* _TASK DETAILS_
Count the lines in the data below where the string "mapping" occurs, please, and give the number alone.
---
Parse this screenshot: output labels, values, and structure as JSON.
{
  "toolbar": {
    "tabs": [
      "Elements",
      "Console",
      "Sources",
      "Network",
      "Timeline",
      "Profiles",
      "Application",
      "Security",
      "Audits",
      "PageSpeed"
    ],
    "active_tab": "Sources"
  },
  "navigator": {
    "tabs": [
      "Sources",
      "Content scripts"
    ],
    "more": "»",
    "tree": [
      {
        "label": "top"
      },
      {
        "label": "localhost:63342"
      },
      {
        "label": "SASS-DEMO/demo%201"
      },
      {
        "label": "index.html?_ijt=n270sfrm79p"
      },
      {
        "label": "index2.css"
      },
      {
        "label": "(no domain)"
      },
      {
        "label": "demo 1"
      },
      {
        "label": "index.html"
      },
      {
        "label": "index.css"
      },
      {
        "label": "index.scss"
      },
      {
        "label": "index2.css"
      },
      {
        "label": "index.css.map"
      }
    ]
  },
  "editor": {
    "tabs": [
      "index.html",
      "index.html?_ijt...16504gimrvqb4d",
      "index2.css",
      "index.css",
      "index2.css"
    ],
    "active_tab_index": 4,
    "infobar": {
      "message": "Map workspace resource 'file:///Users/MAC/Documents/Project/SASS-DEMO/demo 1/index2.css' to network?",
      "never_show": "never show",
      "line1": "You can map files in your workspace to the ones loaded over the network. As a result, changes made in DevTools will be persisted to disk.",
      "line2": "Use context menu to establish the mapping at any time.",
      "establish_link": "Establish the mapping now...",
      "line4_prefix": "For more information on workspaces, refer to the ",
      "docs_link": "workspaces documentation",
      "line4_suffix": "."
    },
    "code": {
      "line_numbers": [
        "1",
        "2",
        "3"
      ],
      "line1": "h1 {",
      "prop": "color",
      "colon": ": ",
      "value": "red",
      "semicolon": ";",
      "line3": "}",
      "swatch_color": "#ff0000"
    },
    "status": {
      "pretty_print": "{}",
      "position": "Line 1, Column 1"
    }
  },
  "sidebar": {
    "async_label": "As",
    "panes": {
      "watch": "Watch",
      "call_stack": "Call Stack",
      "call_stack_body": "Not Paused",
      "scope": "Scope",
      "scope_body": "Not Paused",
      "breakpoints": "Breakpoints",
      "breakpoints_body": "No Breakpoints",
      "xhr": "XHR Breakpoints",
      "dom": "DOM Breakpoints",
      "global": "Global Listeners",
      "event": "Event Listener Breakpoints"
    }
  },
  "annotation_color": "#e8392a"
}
---
* _COMPLETE ANSWER_
2